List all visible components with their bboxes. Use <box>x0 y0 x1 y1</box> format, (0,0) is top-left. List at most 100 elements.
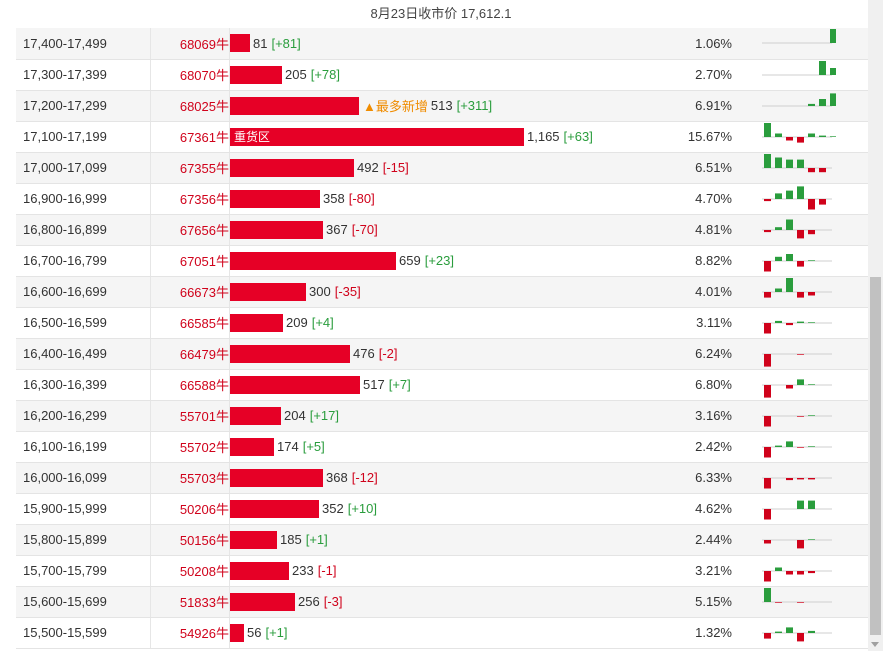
table-row[interactable]: 17,300-17,399 68070牛 205 [+78] 2.70% <box>16 59 869 91</box>
sparkline-bar-up <box>775 631 782 633</box>
table-row[interactable]: 17,200-17,299 68025牛 ▲最多新增 513 [+311] 6.91% <box>16 90 869 122</box>
sparkline-bar-up <box>786 159 793 168</box>
strike-range: 16,800-16,899 <box>16 214 151 246</box>
trend-sparkline <box>762 320 832 333</box>
warrant-code-link[interactable]: 51833牛 <box>150 586 230 618</box>
warrant-code-link[interactable]: 67656牛 <box>150 214 230 246</box>
quantity-change: [+17] <box>309 408 339 423</box>
quantity-count: 476 <box>353 346 375 361</box>
quantity-bar <box>230 344 350 363</box>
table-row[interactable]: 15,900-15,999 50206牛 352 [+10] 4.62% <box>16 493 869 525</box>
warrant-code-link[interactable]: 68025牛 <box>150 90 230 122</box>
warrant-code-link[interactable]: 50156牛 <box>150 524 230 556</box>
sparkline-cell <box>756 400 869 432</box>
table-row[interactable]: 17,000-17,099 67355牛 492 [-15] 6.51% <box>16 152 869 184</box>
table-row[interactable]: 15,800-15,899 50156牛 185 [+1] 2.44% <box>16 524 869 556</box>
sparkline-bar-up <box>775 445 782 447</box>
table-row[interactable]: 16,900-16,999 67356牛 358 [-80] 4.70% <box>16 183 869 215</box>
sparkline-bar-down <box>764 539 771 543</box>
trend-sparkline <box>762 253 832 271</box>
sparkline-bar-down <box>786 570 793 574</box>
sparkline-bar-up <box>786 440 793 447</box>
percentage: 15.67% <box>670 121 756 153</box>
sparkline-bar-up <box>786 253 793 261</box>
warrant-code-link[interactable]: 50206牛 <box>150 493 230 525</box>
table-row[interactable]: 17,400-17,499 68069牛 81 [+81] 1.06% <box>16 28 869 60</box>
quantity-count: 233 <box>292 563 314 578</box>
percentage: 3.21% <box>670 555 756 587</box>
sparkline-bar-down <box>797 136 804 143</box>
scrollbar-thumb[interactable] <box>870 277 881 635</box>
sparkline-bar-down <box>764 415 771 426</box>
table-row[interactable]: 17,100-17,199 67361牛 重货区 1,165 [+63] 15.67% <box>16 121 869 153</box>
strike-range: 17,400-17,499 <box>16 28 151 60</box>
quantity-count: 209 <box>286 315 308 330</box>
warrant-code-link[interactable]: 54926牛 <box>150 617 230 649</box>
strike-range: 16,400-16,499 <box>16 338 151 370</box>
warrant-code-link[interactable]: 67355牛 <box>150 152 230 184</box>
warrant-code-link[interactable]: 55701牛 <box>150 400 230 432</box>
warrant-code-link[interactable]: 67051牛 <box>150 245 230 277</box>
sparkline-cell <box>756 276 869 308</box>
sparkline-cell <box>756 555 869 587</box>
table-row[interactable]: 15,700-15,799 50208牛 233 [-1] 3.21% <box>16 555 869 587</box>
warrant-code-link[interactable]: 66479牛 <box>150 338 230 370</box>
quantity-cell: 367 [-70] <box>229 214 670 246</box>
warrant-code-link[interactable]: 68069牛 <box>150 28 230 60</box>
quantity-count: 368 <box>326 470 348 485</box>
warrant-code-link[interactable]: 55703牛 <box>150 462 230 494</box>
sparkline-bar-down <box>808 570 815 573</box>
warrant-code-link[interactable]: 55702牛 <box>150 431 230 463</box>
table-row[interactable]: 16,100-16,199 55702牛 174 [+5] 2.42% <box>16 431 869 463</box>
strike-range: 16,000-16,099 <box>16 462 151 494</box>
table-row[interactable]: 16,600-16,699 66673牛 300 [-35] 4.01% <box>16 276 869 308</box>
quantity-bar <box>230 623 244 642</box>
table-row[interactable]: 15,600-15,699 51833牛 256 [-3] 5.15% <box>16 586 869 618</box>
percentage: 2.70% <box>670 59 756 91</box>
warrant-code-link[interactable]: 66673牛 <box>150 276 230 308</box>
trend-sparkline <box>762 353 832 367</box>
sparkline-bar-up <box>797 500 804 509</box>
warrant-code-link[interactable]: 50208牛 <box>150 555 230 587</box>
warrant-code-link[interactable]: 67361牛 <box>150 121 230 153</box>
quantity-cell: 209 [+4] <box>229 307 670 339</box>
warrant-code-link[interactable]: 68070牛 <box>150 59 230 91</box>
vertical-scrollbar[interactable] <box>868 0 883 651</box>
sparkline-bar-down <box>764 322 771 333</box>
strike-range: 15,900-15,999 <box>16 493 151 525</box>
quantity-bar <box>230 34 250 53</box>
table-row[interactable]: 16,800-16,899 67656牛 367 [-70] 4.81% <box>16 214 869 246</box>
sparkline-bar-down <box>786 384 793 388</box>
sparkline-cell <box>756 121 869 153</box>
table-row[interactable]: 16,500-16,599 66585牛 209 [+4] 3.11% <box>16 307 869 339</box>
sparkline-bar-up <box>775 288 782 292</box>
scroll-down-arrow-icon[interactable] <box>871 642 879 647</box>
warrant-code-link[interactable]: 66585牛 <box>150 307 230 339</box>
strike-range: 16,300-16,399 <box>16 369 151 401</box>
table-row[interactable]: 16,400-16,499 66479牛 476 [-2] 6.24% <box>16 338 869 370</box>
quantity-count: 204 <box>284 408 306 423</box>
warrant-code-link[interactable]: 66588牛 <box>150 369 230 401</box>
trend-sparkline <box>762 500 832 519</box>
quantity-cell: 358 [-80] <box>229 183 670 215</box>
warrant-code-link[interactable]: 67356牛 <box>150 183 230 215</box>
sparkline-cell <box>756 524 869 556</box>
sparkline-bar-down <box>797 446 804 448</box>
sparkline-cell <box>756 245 869 277</box>
sparkline-bar-up <box>786 219 793 230</box>
table-row[interactable]: 16,300-16,399 66588牛 517 [+7] 6.80% <box>16 369 869 401</box>
trend-sparkline <box>762 538 832 548</box>
table-row[interactable]: 16,200-16,299 55701牛 204 [+17] 3.16% <box>16 400 869 432</box>
sparkline-bar-down <box>808 291 815 295</box>
quantity-count: 358 <box>323 191 345 206</box>
table-row[interactable]: 16,000-16,099 55703牛 368 [-12] 6.33% <box>16 462 869 494</box>
percentage: 8.82% <box>670 245 756 277</box>
table-row[interactable]: 15,500-15,599 54926牛 56 [+1] 1.32% <box>16 617 869 649</box>
quantity-bar <box>230 313 283 332</box>
percentage: 2.44% <box>670 524 756 556</box>
sparkline-bar-down <box>808 229 815 234</box>
quantity-bar <box>230 375 360 394</box>
sparkline-bar-up <box>775 226 782 230</box>
sparkline-cell <box>756 90 869 122</box>
table-row[interactable]: 16,700-16,799 67051牛 659 [+23] 8.82% <box>16 245 869 277</box>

> [Exercise task] Could you write out, character for character, the part of these lines that opens with the line containing "table-row[interactable]: 17,300-17,399 68070牛" and closes with the line containing "trend-sparkline <box>762 320 832 333</box>", including both of those lines?

> [Reply to the task]
table-row[interactable]: 17,300-17,399 68070牛 205 [+78] 2.70% <box>16 59 869 91</box>
sparkline-bar-up <box>775 631 782 633</box>
table-row[interactable]: 17,200-17,299 68025牛 ▲最多新增 513 [+311] 6.91% <box>16 90 869 122</box>
sparkline-bar-up <box>786 159 793 168</box>
strike-range: 16,800-16,899 <box>16 214 151 246</box>
trend-sparkline <box>762 320 832 333</box>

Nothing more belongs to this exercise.